--- RECORD LIST ---

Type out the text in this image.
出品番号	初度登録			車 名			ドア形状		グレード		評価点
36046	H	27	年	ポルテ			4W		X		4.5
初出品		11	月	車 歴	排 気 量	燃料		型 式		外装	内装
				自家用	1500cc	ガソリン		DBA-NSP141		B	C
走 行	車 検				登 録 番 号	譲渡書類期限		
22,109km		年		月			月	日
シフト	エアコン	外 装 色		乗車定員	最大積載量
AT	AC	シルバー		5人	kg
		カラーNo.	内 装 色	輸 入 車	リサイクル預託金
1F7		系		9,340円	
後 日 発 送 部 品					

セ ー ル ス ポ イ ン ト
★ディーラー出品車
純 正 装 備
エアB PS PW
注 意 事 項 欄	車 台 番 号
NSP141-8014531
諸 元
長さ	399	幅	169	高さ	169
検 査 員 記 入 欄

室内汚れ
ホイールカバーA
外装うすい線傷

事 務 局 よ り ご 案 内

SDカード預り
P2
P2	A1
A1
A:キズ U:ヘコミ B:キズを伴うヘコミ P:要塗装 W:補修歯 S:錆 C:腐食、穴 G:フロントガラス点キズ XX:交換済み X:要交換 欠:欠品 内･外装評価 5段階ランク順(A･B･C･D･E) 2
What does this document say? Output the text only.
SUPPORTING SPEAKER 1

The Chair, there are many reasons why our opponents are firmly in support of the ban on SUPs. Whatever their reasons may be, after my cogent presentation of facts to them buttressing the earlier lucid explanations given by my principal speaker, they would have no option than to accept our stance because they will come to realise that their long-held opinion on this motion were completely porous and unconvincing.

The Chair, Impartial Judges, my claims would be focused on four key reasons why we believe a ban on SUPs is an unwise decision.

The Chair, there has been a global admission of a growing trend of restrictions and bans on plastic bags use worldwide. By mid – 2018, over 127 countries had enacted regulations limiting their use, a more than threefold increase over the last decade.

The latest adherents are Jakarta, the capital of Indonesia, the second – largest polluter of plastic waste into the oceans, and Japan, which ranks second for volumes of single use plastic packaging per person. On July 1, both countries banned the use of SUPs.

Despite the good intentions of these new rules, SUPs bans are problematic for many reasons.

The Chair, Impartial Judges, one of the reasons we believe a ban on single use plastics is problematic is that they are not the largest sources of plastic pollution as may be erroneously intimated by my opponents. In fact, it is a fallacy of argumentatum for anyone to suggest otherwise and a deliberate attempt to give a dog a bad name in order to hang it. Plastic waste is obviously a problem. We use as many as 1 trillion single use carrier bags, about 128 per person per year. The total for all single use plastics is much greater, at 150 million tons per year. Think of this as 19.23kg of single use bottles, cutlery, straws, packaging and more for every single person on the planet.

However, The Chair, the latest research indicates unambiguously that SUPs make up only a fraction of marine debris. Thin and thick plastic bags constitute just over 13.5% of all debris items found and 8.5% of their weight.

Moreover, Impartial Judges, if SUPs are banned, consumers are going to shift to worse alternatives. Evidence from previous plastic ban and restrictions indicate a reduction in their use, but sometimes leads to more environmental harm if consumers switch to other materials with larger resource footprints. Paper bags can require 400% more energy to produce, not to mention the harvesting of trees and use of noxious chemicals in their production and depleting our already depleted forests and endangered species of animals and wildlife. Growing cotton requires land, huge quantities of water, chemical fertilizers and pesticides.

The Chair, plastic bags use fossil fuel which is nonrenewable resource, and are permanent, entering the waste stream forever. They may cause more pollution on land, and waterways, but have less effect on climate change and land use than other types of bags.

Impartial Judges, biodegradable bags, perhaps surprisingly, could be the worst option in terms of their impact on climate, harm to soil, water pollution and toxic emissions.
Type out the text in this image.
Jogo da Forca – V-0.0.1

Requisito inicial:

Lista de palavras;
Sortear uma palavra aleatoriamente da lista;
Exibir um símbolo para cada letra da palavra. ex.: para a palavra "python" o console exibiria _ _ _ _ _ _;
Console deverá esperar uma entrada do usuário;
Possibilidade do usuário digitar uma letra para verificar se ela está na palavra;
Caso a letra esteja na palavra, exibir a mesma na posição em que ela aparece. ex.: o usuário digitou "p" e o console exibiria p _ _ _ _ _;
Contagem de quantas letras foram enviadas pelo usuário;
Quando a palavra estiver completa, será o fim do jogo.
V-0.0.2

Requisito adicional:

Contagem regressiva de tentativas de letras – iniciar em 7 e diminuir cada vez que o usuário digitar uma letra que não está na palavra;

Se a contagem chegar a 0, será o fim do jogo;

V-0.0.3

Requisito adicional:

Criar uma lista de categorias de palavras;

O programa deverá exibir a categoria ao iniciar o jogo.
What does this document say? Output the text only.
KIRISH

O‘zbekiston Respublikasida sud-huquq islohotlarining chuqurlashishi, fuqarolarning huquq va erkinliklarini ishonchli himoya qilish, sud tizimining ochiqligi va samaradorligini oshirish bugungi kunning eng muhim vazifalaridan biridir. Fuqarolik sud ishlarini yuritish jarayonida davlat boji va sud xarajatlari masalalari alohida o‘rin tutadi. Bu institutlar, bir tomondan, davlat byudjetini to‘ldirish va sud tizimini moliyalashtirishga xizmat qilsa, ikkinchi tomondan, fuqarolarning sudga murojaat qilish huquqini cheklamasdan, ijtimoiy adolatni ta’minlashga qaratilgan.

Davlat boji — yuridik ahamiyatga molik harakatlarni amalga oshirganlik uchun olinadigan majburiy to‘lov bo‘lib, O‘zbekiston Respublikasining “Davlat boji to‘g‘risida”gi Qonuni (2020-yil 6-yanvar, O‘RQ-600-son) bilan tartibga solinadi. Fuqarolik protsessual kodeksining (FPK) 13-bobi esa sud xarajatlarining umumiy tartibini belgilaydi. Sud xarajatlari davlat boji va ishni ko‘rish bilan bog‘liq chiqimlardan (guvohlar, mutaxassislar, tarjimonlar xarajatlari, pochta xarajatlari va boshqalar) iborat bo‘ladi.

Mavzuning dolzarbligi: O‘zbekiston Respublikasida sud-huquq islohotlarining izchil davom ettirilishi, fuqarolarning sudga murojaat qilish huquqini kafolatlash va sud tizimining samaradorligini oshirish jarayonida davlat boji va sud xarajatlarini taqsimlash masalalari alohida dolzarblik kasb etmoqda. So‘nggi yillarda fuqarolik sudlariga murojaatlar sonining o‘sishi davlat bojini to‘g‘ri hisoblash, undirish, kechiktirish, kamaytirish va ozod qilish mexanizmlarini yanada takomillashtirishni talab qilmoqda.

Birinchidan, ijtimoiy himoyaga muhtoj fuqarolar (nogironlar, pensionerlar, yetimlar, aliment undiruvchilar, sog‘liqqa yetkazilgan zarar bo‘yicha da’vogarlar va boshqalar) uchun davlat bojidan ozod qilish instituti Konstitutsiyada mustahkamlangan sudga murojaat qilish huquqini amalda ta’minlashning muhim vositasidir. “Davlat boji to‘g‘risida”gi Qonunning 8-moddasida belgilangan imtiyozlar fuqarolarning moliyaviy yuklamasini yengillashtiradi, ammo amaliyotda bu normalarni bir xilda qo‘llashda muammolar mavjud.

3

---

PROMPT: Using the entries above, return each line that includes the word "será".

WRITTEN REPLY:
Quando a palavra estiver completa, será o fim do jogo.
Se a contagem chegar a 0, será o fim do jogo;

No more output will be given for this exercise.